TASK: Note how many lines in the entries contain the string "color", then give that number and nothing else.

-- begin --

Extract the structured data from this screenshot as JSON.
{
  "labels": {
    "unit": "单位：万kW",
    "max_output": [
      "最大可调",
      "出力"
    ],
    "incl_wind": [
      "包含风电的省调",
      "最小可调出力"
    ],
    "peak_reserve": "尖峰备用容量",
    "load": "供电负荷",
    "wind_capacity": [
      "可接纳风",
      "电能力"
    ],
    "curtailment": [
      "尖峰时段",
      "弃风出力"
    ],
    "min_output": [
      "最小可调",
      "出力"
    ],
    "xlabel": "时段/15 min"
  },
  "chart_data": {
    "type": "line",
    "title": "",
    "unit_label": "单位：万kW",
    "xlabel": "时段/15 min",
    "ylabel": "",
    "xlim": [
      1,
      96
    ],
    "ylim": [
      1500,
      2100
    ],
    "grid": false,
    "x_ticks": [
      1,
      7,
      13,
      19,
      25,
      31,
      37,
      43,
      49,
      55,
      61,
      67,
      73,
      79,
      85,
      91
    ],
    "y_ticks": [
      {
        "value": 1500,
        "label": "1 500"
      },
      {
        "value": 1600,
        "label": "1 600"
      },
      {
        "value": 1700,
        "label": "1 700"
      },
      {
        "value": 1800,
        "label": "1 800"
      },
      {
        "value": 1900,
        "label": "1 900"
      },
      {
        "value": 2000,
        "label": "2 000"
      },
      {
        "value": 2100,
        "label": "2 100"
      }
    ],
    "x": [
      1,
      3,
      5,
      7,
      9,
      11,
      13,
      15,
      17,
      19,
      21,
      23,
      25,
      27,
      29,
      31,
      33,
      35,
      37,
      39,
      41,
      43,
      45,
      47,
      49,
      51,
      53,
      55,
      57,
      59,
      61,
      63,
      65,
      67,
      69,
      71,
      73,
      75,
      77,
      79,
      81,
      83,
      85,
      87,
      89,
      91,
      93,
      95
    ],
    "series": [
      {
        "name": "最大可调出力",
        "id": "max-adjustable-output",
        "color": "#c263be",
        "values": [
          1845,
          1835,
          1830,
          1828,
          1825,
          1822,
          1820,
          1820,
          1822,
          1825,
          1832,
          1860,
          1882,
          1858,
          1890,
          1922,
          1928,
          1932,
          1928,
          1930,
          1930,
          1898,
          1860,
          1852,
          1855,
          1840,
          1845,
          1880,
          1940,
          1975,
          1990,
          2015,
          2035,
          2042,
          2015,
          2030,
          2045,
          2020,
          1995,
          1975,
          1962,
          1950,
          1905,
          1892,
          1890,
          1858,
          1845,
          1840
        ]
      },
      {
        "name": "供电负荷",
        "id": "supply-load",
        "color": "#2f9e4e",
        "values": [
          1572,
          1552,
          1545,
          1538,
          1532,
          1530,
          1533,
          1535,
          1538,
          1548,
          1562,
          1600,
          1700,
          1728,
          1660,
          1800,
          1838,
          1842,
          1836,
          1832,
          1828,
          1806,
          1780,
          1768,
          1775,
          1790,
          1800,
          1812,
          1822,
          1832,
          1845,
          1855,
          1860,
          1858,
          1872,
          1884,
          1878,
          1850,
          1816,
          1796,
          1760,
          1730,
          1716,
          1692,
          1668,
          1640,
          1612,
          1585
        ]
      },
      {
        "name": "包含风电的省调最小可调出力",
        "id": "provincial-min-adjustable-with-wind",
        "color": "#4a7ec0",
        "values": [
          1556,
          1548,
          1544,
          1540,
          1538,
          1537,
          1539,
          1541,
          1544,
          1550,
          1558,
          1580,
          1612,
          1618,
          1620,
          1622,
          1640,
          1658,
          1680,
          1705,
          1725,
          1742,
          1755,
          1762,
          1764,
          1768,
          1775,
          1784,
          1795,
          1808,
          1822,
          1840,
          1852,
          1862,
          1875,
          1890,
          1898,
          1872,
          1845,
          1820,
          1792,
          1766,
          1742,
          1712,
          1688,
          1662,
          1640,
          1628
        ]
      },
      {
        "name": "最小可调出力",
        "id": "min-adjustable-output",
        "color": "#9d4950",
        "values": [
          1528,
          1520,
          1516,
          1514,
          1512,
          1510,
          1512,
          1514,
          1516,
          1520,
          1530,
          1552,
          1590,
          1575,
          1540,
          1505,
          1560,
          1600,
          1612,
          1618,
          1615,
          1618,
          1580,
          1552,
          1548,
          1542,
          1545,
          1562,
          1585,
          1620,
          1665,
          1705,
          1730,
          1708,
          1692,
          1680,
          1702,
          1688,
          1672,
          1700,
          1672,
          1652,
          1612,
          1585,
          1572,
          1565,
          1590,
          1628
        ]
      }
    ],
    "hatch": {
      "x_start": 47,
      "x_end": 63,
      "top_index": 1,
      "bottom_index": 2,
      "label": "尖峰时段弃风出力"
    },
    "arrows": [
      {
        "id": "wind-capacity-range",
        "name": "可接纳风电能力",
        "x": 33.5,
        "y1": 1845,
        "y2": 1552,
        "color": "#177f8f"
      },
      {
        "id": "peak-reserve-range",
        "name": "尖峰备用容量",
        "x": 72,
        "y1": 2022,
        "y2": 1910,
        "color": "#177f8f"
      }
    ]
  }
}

-- end --

RESPONSE TO THIS TASK: 6